● Your goal: Skip the pictures. Reproduce all other material exactly.

>> Begin Material for this exercise

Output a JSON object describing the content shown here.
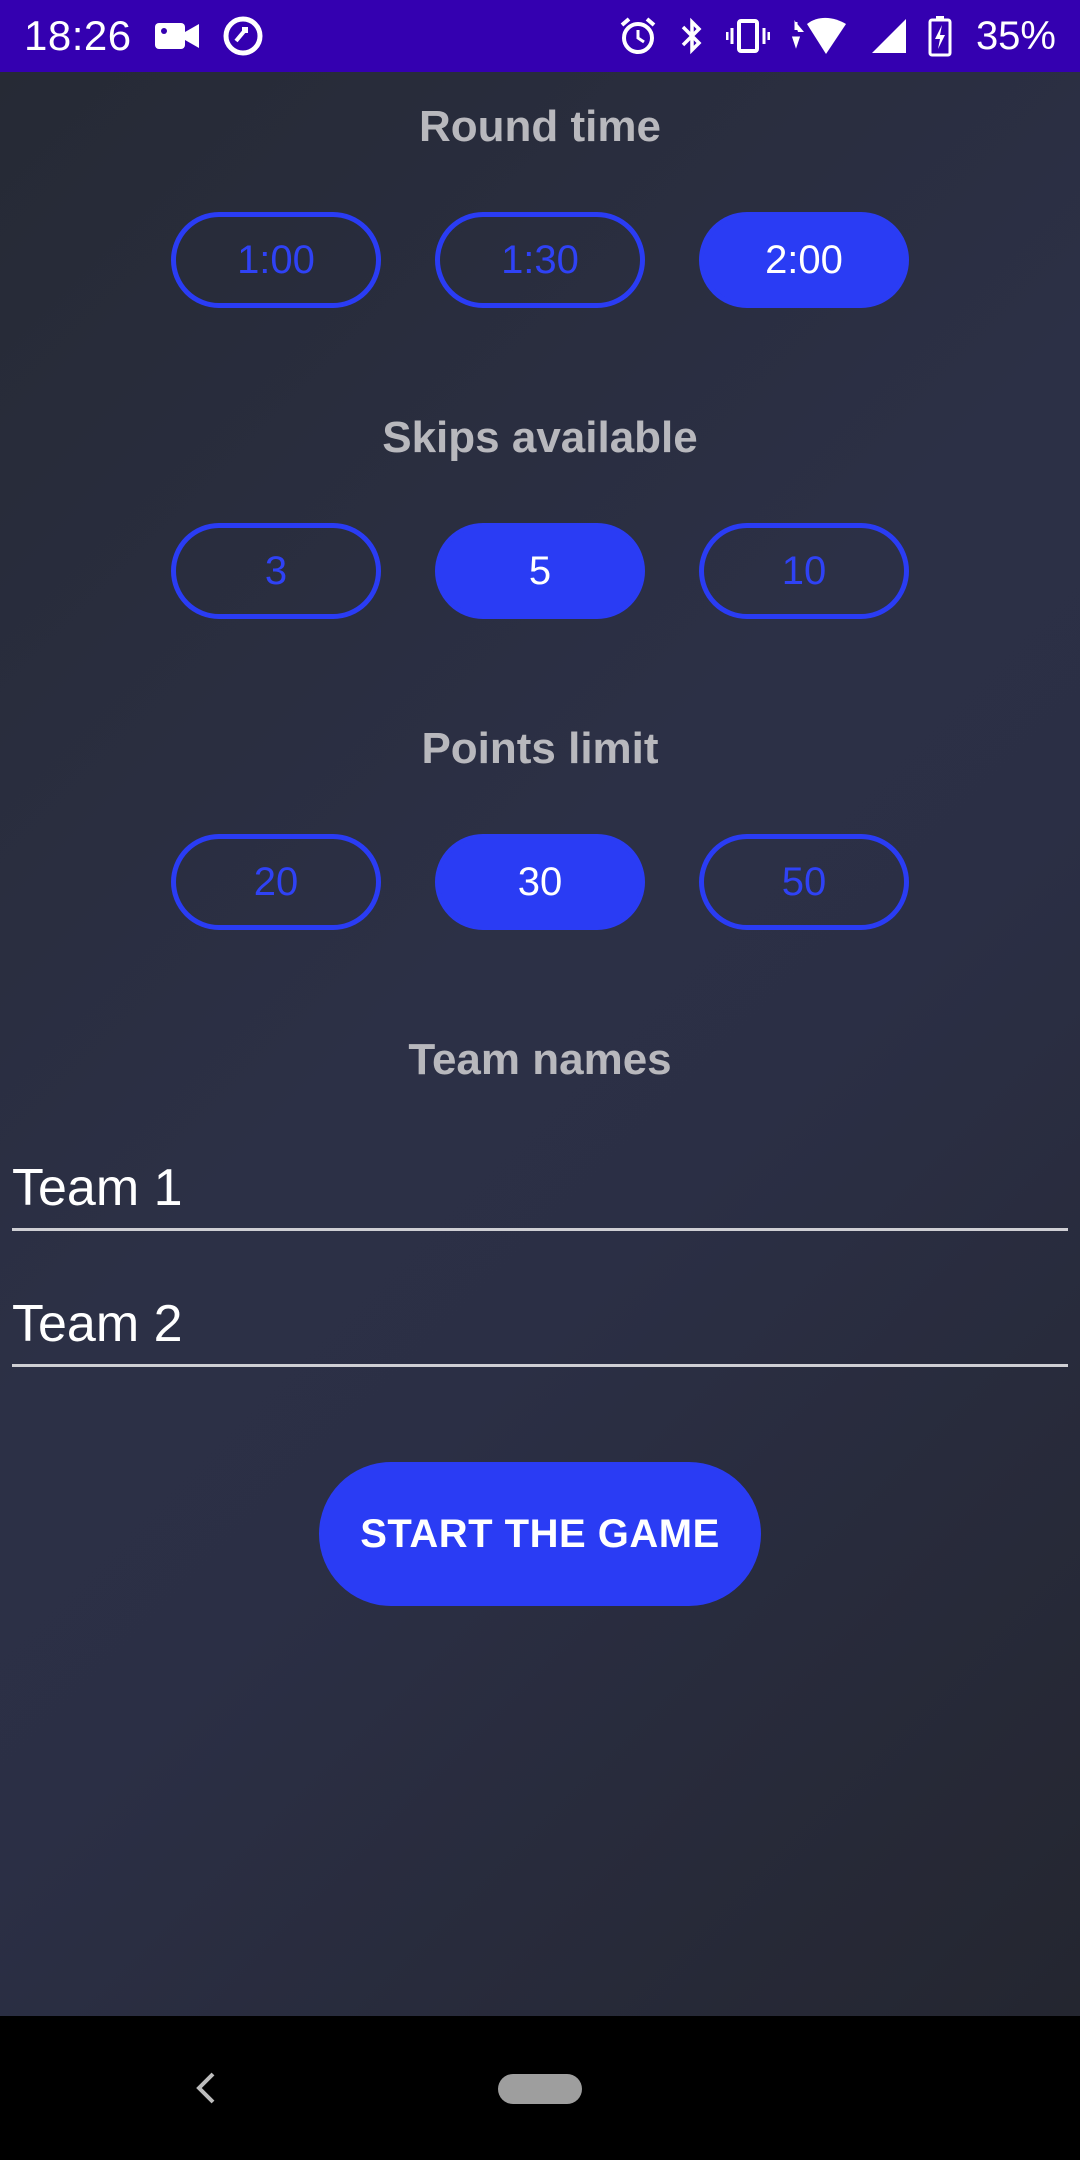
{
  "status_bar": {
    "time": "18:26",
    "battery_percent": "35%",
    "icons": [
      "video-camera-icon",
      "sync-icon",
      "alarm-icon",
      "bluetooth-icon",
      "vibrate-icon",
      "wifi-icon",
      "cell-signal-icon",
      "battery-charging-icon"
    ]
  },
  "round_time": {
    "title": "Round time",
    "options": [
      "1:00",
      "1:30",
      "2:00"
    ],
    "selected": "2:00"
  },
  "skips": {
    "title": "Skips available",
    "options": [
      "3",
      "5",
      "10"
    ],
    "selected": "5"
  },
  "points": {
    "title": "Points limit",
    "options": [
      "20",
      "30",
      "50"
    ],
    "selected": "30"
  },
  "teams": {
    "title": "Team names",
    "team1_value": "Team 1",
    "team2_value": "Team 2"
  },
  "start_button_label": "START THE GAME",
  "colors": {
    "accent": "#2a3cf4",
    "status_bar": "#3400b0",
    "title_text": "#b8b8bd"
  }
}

>> End Material for this exercise

● Exercise response:
Output a JSON object describing the content shown here.
{
  "status_bar": {
    "time": "18:26",
    "battery_percent": "35%",
    "icons": [
      "video-camera-icon",
      "sync-icon",
      "alarm-icon",
      "bluetooth-icon",
      "vibrate-icon",
      "wifi-icon",
      "cell-signal-icon",
      "battery-charging-icon"
    ]
  },
  "round_time": {
    "title": "Round time",
    "options": [
      "1:00",
      "1:30",
      "2:00"
    ],
    "selected": "2:00"
  },
  "skips": {
    "title": "Skips available",
    "options": [
      "3",
      "5",
      "10"
    ],
    "selected": "5"
  },
  "points": {
    "title": "Points limit",
    "options": [
      "20",
      "30",
      "50"
    ],
    "selected": "30"
  },
  "teams": {
    "title": "Team names",
    "team1_value": "Team 1",
    "team2_value": "Team 2"
  },
  "start_button_label": "START THE GAME",
  "colors": {
    "accent": "#2a3cf4",
    "status_bar": "#3400b0",
    "title_text": "#b8b8bd"
  }
}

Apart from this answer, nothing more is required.